▶ [Source data]:

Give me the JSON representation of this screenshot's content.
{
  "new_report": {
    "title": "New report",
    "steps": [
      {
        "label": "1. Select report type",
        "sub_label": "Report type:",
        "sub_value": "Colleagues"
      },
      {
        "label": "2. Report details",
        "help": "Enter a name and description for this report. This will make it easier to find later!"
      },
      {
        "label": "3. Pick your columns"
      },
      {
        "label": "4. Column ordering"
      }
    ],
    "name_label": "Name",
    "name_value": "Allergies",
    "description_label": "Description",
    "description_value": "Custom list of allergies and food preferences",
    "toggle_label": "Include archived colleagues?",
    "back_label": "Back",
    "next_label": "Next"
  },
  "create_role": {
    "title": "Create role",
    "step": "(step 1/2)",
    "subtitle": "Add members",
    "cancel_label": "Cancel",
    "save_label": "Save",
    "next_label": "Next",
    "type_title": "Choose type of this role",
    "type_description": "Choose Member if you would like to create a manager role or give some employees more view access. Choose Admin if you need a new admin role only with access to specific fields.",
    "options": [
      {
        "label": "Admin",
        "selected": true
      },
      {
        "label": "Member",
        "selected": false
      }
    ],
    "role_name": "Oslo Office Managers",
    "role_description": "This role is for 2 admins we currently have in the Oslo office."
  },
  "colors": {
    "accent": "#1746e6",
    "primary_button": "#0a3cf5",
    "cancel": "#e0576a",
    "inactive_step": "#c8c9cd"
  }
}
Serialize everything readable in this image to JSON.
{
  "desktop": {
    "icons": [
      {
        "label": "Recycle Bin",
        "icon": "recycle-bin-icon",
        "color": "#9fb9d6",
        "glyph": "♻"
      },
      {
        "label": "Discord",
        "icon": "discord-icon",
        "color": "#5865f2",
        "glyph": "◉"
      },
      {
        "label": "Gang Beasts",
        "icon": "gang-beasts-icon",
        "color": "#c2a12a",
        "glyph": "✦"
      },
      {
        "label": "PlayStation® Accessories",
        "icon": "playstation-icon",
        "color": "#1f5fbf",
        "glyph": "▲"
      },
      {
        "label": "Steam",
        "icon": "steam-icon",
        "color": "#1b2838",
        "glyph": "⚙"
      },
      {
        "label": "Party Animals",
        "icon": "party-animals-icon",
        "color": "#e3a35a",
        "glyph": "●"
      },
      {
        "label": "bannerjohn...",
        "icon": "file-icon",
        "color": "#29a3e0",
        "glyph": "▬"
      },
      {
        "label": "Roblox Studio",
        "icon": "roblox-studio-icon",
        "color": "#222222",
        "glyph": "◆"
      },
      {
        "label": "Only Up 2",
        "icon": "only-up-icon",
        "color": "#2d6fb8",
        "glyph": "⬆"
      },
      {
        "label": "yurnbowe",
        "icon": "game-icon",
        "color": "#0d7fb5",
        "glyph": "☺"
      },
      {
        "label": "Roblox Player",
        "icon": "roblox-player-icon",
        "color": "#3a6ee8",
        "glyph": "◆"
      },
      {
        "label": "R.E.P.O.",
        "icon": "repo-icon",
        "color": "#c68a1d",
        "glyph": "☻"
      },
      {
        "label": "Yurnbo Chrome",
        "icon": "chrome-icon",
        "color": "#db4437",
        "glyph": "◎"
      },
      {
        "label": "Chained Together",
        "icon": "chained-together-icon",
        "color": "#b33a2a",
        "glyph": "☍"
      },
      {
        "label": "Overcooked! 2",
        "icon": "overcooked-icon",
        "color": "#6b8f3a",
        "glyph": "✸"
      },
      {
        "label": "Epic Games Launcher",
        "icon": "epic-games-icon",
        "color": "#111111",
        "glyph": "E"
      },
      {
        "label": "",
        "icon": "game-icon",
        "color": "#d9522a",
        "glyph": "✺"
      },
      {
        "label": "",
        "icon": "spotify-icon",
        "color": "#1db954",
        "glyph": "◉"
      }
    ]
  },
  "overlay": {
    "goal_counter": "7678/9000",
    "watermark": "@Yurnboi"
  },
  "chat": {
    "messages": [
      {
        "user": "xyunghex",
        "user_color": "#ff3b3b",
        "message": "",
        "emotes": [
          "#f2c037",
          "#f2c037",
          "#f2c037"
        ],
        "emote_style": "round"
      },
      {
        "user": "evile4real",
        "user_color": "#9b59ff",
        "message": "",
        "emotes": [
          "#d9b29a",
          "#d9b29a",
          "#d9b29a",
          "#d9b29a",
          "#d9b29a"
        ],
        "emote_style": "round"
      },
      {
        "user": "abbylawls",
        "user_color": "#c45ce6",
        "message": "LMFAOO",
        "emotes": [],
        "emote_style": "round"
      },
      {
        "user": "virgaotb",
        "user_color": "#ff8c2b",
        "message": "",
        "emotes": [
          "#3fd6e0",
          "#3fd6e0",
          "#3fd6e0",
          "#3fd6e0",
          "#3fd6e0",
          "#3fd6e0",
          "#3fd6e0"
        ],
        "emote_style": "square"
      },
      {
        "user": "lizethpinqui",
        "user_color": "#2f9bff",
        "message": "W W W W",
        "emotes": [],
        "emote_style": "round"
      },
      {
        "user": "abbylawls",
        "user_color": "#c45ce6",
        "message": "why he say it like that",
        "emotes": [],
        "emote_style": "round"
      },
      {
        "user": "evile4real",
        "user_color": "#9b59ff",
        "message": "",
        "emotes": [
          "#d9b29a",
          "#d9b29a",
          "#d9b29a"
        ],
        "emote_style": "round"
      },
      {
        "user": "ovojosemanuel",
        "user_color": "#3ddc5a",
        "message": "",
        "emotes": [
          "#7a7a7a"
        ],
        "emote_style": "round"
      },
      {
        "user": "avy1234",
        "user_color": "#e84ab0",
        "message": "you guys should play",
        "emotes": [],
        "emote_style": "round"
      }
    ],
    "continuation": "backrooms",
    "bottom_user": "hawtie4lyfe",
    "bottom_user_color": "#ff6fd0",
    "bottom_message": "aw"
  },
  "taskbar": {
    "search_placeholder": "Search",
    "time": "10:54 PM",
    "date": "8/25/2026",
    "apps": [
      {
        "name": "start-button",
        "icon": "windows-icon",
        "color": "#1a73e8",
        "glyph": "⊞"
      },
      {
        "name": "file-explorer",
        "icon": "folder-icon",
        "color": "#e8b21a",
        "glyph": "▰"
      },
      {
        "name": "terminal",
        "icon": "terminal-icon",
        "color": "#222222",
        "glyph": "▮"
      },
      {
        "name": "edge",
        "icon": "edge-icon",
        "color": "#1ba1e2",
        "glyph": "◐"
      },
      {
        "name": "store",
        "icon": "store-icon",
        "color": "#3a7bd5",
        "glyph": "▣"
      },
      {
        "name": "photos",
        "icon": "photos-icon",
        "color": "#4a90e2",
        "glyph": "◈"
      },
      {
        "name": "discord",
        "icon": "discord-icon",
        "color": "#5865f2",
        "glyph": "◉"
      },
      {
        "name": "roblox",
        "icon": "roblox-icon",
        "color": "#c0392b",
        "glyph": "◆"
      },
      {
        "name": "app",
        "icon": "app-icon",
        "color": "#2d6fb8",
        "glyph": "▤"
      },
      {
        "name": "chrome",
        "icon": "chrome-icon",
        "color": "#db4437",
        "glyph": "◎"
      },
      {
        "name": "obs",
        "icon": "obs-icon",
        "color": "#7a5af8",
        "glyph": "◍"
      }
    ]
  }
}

▶ [Goal]:
Would you restate each of the entries word for word?

▶ [Task result]:
Give me the JSON representation of this screenshot's content.
{
  "new_report": {
    "title": "New report",
    "steps": [
      {
        "label": "1. Select report type",
        "sub_label": "Report type:",
        "sub_value": "Colleagues"
      },
      {
        "label": "2. Report details",
        "help": "Enter a name and description for this report. This will make it easier to find later!"
      },
      {
        "label": "3. Pick your columns"
      },
      {
        "label": "4. Column ordering"
      }
    ],
    "name_label": "Name",
    "name_value": "Allergies",
    "description_label": "Description",
    "description_value": "Custom list of allergies and food preferences",
    "toggle_label": "Include archived colleagues?",
    "back_label": "Back",
    "next_label": "Next"
  },
  "create_role": {
    "title": "Create role",
    "step": "(step 1/2)",
    "subtitle": "Add members",
    "cancel_label": "Cancel",
    "save_label": "Save",
    "next_label": "Next",
    "type_title": "Choose type of this role",
    "type_description": "Choose Member if you would like to create a manager role or give some employees more view access. Choose Admin if you need a new admin role only with access to specific fields.",
    "options": [
      {
        "label": "Admin",
        "selected": true
      },
      {
        "label": "Member",
        "selected": false
      }
    ],
    "role_name": "Oslo Office Managers",
    "role_description": "This role is for 2 admins we currently have in the Oslo office."
  },
  "colors": {
    "accent": "#1746e6",
    "primary_button": "#0a3cf5",
    "cancel": "#e0576a",
    "inactive_step": "#c8c9cd"
  }
}
Serialize everything readable in this image to JSON.
{
  "desktop": {
    "icons": [
      {
        "label": "Recycle Bin",
        "icon": "recycle-bin-icon",
        "color": "#9fb9d6",
        "glyph": "♻"
      },
      {
        "label": "Discord",
        "icon": "discord-icon",
        "color": "#5865f2",
        "glyph": "◉"
      },
      {
        "label": "Gang Beasts",
        "icon": "gang-beasts-icon",
        "color": "#c2a12a",
        "glyph": "✦"
      },
      {
        "label": "PlayStation® Accessories",
        "icon": "playstation-icon",
        "color": "#1f5fbf",
        "glyph": "▲"
      },
      {
        "label": "Steam",
        "icon": "steam-icon",
        "color": "#1b2838",
        "glyph": "⚙"
      },
      {
        "label": "Party Animals",
        "icon": "party-animals-icon",
        "color": "#e3a35a",
        "glyph": "●"
      },
      {
        "label": "bannerjohn...",
        "icon": "file-icon",
        "color": "#29a3e0",
        "glyph": "▬"
      },
      {
        "label": "Roblox Studio",
        "icon": "roblox-studio-icon",
        "color": "#222222",
        "glyph": "◆"
      },
      {
        "label": "Only Up 2",
        "icon": "only-up-icon",
        "color": "#2d6fb8",
        "glyph": "⬆"
      },
      {
        "label": "yurnbowe",
        "icon": "game-icon",
        "color": "#0d7fb5",
        "glyph": "☺"
      },
      {
        "label": "Roblox Player",
        "icon": "roblox-player-icon",
        "color": "#3a6ee8",
        "glyph": "◆"
      },
      {
        "label": "R.E.P.O.",
        "icon": "repo-icon",
        "color": "#c68a1d",
        "glyph": "☻"
      },
      {
        "label": "Yurnbo Chrome",
        "icon": "chrome-icon",
        "color": "#db4437",
        "glyph": "◎"
      },
      {
        "label": "Chained Together",
        "icon": "chained-together-icon",
        "color": "#b33a2a",
        "glyph": "☍"
      },
      {
        "label": "Overcooked! 2",
        "icon": "overcooked-icon",
        "color": "#6b8f3a",
        "glyph": "✸"
      },
      {
        "label": "Epic Games Launcher",
        "icon": "epic-games-icon",
        "color": "#111111",
        "glyph": "E"
      },
      {
        "label": "",
        "icon": "game-icon",
        "color": "#d9522a",
        "glyph": "✺"
      },
      {
        "label": "",
        "icon": "spotify-icon",
        "color": "#1db954",
        "glyph": "◉"
      }
    ]
  },
  "overlay": {
    "goal_counter": "7678/9000",
    "watermark": "@Yurnboi"
  },
  "chat": {
    "messages": [
      {
        "user": "xyunghex",
        "user_color": "#ff3b3b",
        "message": "",
        "emotes": [
          "#f2c037",
          "#f2c037",
          "#f2c037"
        ],
        "emote_style": "round"
      },
      {
        "user": "evile4real",
        "user_color": "#9b59ff",
        "message": "",
        "emotes": [
          "#d9b29a",
          "#d9b29a",
          "#d9b29a",
          "#d9b29a",
          "#d9b29a"
        ],
        "emote_style": "round"
      },
      {
        "user": "abbylawls",
        "user_color": "#c45ce6",
        "message": "LMFAOO",
        "emotes": [],
        "emote_style": "round"
      },
      {
        "user": "virgaotb",
        "user_color": "#ff8c2b",
        "message": "",
        "emotes": [
          "#3fd6e0",
          "#3fd6e0",
          "#3fd6e0",
          "#3fd6e0",
          "#3fd6e0",
          "#3fd6e0",
          "#3fd6e0"
        ],
        "emote_style": "square"
      },
      {
        "user": "lizethpinqui",
        "user_color": "#2f9bff",
        "message": "W W W W",
        "emotes": [],
        "emote_style": "round"
      },
      {
        "user": "abbylawls",
        "user_color": "#c45ce6",
        "message": "why he say it like that",
        "emotes": [],
        "emote_style": "round"
      },
      {
        "user": "evile4real",
        "user_color": "#9b59ff",
        "message": "",
        "emotes": [
          "#d9b29a",
          "#d9b29a",
          "#d9b29a"
        ],
        "emote_style": "round"
      },
      {
        "user": "ovojosemanuel",
        "user_color": "#3ddc5a",
        "message": "",
        "emotes": [
          "#7a7a7a"
        ],
        "emote_style": "round"
      },
      {
        "user": "avy1234",
        "user_color": "#e84ab0",
        "message": "you guys should play",
        "emotes": [],
        "emote_style": "round"
      }
    ],
    "continuation": "backrooms",
    "bottom_user": "hawtie4lyfe",
    "bottom_user_color": "#ff6fd0",
    "bottom_message": "aw"
  },
  "taskbar": {
    "search_placeholder": "Search",
    "time": "10:54 PM",
    "date": "8/25/2026",
    "apps": [
      {
        "name": "start-button",
        "icon": "windows-icon",
        "color": "#1a73e8",
        "glyph": "⊞"
      },
      {
        "name": "file-explorer",
        "icon": "folder-icon",
        "color": "#e8b21a",
        "glyph": "▰"
      },
      {
        "name": "terminal",
        "icon": "terminal-icon",
        "color": "#222222",
        "glyph": "▮"
      },
      {
        "name": "edge",
        "icon": "edge-icon",
        "color": "#1ba1e2",
        "glyph": "◐"
      },
      {
        "name": "store",
        "icon": "store-icon",
        "color": "#3a7bd5",
        "glyph": "▣"
      },
      {
        "name": "photos",
        "icon": "photos-icon",
        "color": "#4a90e2",
        "glyph": "◈"
      },
      {
        "name": "discord",
        "icon": "discord-icon",
        "color": "#5865f2",
        "glyph": "◉"
      },
      {
        "name": "roblox",
        "icon": "roblox-icon",
        "color": "#c0392b",
        "glyph": "◆"
      },
      {
        "name": "app",
        "icon": "app-icon",
        "color": "#2d6fb8",
        "glyph": "▤"
      },
      {
        "name": "chrome",
        "icon": "chrome-icon",
        "color": "#db4437",
        "glyph": "◎"
      },
      {
        "name": "obs",
        "icon": "obs-icon",
        "color": "#7a5af8",
        "glyph": "◍"
      }
    ]
  }
}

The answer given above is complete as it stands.